▶ _GIVEN INSTRUCTION_
Return all entries precisely as they stand, without the images.

▶ _Dataset records on visual material_
───
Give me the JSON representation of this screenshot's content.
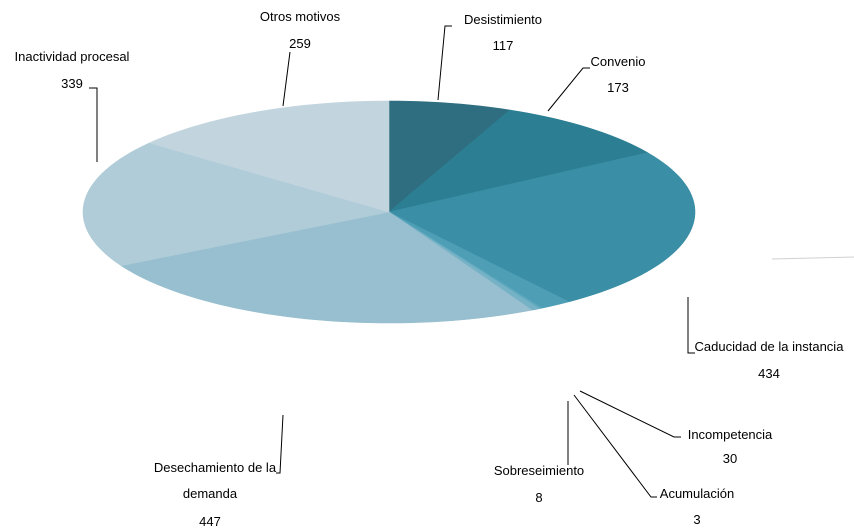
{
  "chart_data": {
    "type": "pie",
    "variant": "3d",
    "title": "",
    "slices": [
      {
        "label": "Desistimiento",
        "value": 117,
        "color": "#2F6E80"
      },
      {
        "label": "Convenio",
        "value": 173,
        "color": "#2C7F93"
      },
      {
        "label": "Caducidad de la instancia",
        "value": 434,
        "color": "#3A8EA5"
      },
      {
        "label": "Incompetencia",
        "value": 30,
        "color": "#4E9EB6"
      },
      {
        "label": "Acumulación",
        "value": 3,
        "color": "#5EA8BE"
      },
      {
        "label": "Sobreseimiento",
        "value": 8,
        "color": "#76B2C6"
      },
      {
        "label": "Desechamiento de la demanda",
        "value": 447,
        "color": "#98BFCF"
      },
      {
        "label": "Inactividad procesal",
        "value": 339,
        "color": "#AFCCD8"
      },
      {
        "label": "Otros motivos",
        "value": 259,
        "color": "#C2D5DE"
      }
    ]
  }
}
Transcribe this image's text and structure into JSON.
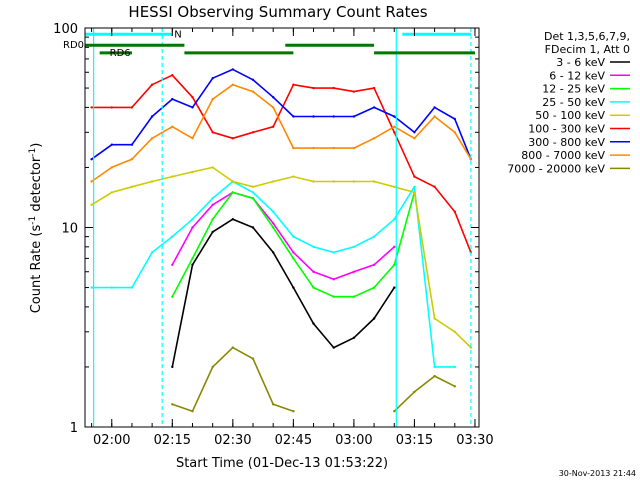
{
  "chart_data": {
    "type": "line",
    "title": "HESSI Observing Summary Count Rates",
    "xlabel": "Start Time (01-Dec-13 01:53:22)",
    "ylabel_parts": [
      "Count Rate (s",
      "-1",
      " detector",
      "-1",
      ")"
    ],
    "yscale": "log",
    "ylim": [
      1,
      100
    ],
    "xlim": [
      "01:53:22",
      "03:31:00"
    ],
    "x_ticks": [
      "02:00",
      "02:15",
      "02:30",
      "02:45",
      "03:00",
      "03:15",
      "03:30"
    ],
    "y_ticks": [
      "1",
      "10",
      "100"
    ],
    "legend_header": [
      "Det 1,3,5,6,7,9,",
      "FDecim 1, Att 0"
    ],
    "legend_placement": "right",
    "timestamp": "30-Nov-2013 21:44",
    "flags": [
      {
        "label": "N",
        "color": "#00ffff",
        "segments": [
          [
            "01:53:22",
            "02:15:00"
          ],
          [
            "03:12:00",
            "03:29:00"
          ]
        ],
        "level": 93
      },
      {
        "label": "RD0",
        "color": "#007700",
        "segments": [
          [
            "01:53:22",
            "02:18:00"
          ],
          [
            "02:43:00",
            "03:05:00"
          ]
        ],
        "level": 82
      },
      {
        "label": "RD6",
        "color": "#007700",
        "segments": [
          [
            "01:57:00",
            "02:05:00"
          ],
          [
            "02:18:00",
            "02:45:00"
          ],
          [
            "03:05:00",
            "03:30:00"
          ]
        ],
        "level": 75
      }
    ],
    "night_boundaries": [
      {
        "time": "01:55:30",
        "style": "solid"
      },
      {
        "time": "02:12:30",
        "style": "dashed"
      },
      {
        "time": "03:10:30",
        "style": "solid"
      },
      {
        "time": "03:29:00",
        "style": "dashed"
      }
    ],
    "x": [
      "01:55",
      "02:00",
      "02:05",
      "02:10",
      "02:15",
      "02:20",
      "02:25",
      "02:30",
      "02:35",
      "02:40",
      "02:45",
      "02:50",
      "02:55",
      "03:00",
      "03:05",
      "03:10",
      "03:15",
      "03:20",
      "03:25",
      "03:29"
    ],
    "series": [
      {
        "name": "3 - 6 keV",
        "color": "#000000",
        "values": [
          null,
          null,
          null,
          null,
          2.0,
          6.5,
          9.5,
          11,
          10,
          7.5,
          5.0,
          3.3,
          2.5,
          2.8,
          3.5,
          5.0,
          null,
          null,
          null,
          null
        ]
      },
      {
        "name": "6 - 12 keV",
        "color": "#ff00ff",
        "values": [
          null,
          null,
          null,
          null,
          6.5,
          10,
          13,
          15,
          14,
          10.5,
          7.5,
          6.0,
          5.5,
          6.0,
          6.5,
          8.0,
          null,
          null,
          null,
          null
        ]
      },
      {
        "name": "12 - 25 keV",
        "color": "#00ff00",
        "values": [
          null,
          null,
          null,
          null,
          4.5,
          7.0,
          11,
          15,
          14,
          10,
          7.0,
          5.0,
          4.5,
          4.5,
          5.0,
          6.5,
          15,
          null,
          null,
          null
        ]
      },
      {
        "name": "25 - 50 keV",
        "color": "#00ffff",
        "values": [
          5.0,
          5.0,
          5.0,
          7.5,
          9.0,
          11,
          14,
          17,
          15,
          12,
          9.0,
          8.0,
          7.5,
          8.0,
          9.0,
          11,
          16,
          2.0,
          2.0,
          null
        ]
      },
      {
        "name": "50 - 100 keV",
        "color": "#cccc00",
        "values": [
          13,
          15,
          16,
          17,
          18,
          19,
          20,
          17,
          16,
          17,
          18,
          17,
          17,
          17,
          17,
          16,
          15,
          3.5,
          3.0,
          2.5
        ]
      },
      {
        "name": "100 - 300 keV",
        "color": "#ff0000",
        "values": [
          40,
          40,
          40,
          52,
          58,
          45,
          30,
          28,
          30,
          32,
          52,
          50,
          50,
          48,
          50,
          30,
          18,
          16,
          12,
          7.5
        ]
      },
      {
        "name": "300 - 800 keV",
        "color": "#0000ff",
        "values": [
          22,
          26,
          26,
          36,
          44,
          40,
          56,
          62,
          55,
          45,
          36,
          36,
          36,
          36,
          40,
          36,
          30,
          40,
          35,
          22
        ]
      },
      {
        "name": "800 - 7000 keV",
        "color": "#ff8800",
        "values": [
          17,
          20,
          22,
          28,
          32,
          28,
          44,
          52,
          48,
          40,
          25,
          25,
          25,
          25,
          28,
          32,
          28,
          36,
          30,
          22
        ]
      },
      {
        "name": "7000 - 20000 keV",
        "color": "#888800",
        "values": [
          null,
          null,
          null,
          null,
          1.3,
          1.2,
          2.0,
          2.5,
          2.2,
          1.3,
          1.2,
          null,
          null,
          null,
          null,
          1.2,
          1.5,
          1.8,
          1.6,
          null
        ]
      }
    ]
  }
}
───
▶ _OUTPUT_
Give me the JSON representation of this screenshot's content.
{
  "chart_data": {
    "type": "pie",
    "variant": "3d",
    "title": "",
    "slices": [
      {
        "label": "Desistimiento",
        "value": 117,
        "color": "#2F6E80"
      },
      {
        "label": "Convenio",
        "value": 173,
        "color": "#2C7F93"
      },
      {
        "label": "Caducidad de la instancia",
        "value": 434,
        "color": "#3A8EA5"
      },
      {
        "label": "Incompetencia",
        "value": 30,
        "color": "#4E9EB6"
      },
      {
        "label": "Acumulación",
        "value": 3,
        "color": "#5EA8BE"
      },
      {
        "label": "Sobreseimiento",
        "value": 8,
        "color": "#76B2C6"
      },
      {
        "label": "Desechamiento de la demanda",
        "value": 447,
        "color": "#98BFCF"
      },
      {
        "label": "Inactividad procesal",
        "value": 339,
        "color": "#AFCCD8"
      },
      {
        "label": "Otros motivos",
        "value": 259,
        "color": "#C2D5DE"
      }
    ]
  }
}
Transcribe this image's text and structure into JSON.
{
  "chart_data": {
    "type": "line",
    "title": "HESSI Observing Summary Count Rates",
    "xlabel": "Start Time (01-Dec-13 01:53:22)",
    "ylabel_parts": [
      "Count Rate (s",
      "-1",
      " detector",
      "-1",
      ")"
    ],
    "yscale": "log",
    "ylim": [
      1,
      100
    ],
    "xlim": [
      "01:53:22",
      "03:31:00"
    ],
    "x_ticks": [
      "02:00",
      "02:15",
      "02:30",
      "02:45",
      "03:00",
      "03:15",
      "03:30"
    ],
    "y_ticks": [
      "1",
      "10",
      "100"
    ],
    "legend_header": [
      "Det 1,3,5,6,7,9,",
      "FDecim 1, Att 0"
    ],
    "legend_placement": "right",
    "timestamp": "30-Nov-2013 21:44",
    "flags": [
      {
        "label": "N",
        "color": "#00ffff",
        "segments": [
          [
            "01:53:22",
            "02:15:00"
          ],
          [
            "03:12:00",
            "03:29:00"
          ]
        ],
        "level": 93
      },
      {
        "label": "RD0",
        "color": "#007700",
        "segments": [
          [
            "01:53:22",
            "02:18:00"
          ],
          [
            "02:43:00",
            "03:05:00"
          ]
        ],
        "level": 82
      },
      {
        "label": "RD6",
        "color": "#007700",
        "segments": [
          [
            "01:57:00",
            "02:05:00"
          ],
          [
            "02:18:00",
            "02:45:00"
          ],
          [
            "03:05:00",
            "03:30:00"
          ]
        ],
        "level": 75
      }
    ],
    "night_boundaries": [
      {
        "time": "01:55:30",
        "style": "solid"
      },
      {
        "time": "02:12:30",
        "style": "dashed"
      },
      {
        "time": "03:10:30",
        "style": "solid"
      },
      {
        "time": "03:29:00",
        "style": "dashed"
      }
    ],
    "x": [
      "01:55",
      "02:00",
      "02:05",
      "02:10",
      "02:15",
      "02:20",
      "02:25",
      "02:30",
      "02:35",
      "02:40",
      "02:45",
      "02:50",
      "02:55",
      "03:00",
      "03:05",
      "03:10",
      "03:15",
      "03:20",
      "03:25",
      "03:29"
    ],
    "series": [
      {
        "name": "3 - 6 keV",
        "color": "#000000",
        "values": [
          null,
          null,
          null,
          null,
          2.0,
          6.5,
          9.5,
          11,
          10,
          7.5,
          5.0,
          3.3,
          2.5,
          2.8,
          3.5,
          5.0,
          null,
          null,
          null,
          null
        ]
      },
      {
        "name": "6 - 12 keV",
        "color": "#ff00ff",
        "values": [
          null,
          null,
          null,
          null,
          6.5,
          10,
          13,
          15,
          14,
          10.5,
          7.5,
          6.0,
          5.5,
          6.0,
          6.5,
          8.0,
          null,
          null,
          null,
          null
        ]
      },
      {
        "name": "12 - 25 keV",
        "color": "#00ff00",
        "values": [
          null,
          null,
          null,
          null,
          4.5,
          7.0,
          11,
          15,
          14,
          10,
          7.0,
          5.0,
          4.5,
          4.5,
          5.0,
          6.5,
          15,
          null,
          null,
          null
        ]
      },
      {
        "name": "25 - 50 keV",
        "color": "#00ffff",
        "values": [
          5.0,
          5.0,
          5.0,
          7.5,
          9.0,
          11,
          14,
          17,
          15,
          12,
          9.0,
          8.0,
          7.5,
          8.0,
          9.0,
          11,
          16,
          2.0,
          2.0,
          null
        ]
      },
      {
        "name": "50 - 100 keV",
        "color": "#cccc00",
        "values": [
          13,
          15,
          16,
          17,
          18,
          19,
          20,
          17,
          16,
          17,
          18,
          17,
          17,
          17,
          17,
          16,
          15,
          3.5,
          3.0,
          2.5
        ]
      },
      {
        "name": "100 - 300 keV",
        "color": "#ff0000",
        "values": [
          40,
          40,
          40,
          52,
          58,
          45,
          30,
          28,
          30,
          32,
          52,
          50,
          50,
          48,
          50,
          30,
          18,
          16,
          12,
          7.5
        ]
      },
      {
        "name": "300 - 800 keV",
        "color": "#0000ff",
        "values": [
          22,
          26,
          26,
          36,
          44,
          40,
          56,
          62,
          55,
          45,
          36,
          36,
          36,
          36,
          40,
          36,
          30,
          40,
          35,
          22
        ]
      },
      {
        "name": "800 - 7000 keV",
        "color": "#ff8800",
        "values": [
          17,
          20,
          22,
          28,
          32,
          28,
          44,
          52,
          48,
          40,
          25,
          25,
          25,
          25,
          28,
          32,
          28,
          36,
          30,
          22
        ]
      },
      {
        "name": "7000 - 20000 keV",
        "color": "#888800",
        "values": [
          null,
          null,
          null,
          null,
          1.3,
          1.2,
          2.0,
          2.5,
          2.2,
          1.3,
          1.2,
          null,
          null,
          null,
          null,
          1.2,
          1.5,
          1.8,
          1.6,
          null
        ]
      }
    ]
  }
}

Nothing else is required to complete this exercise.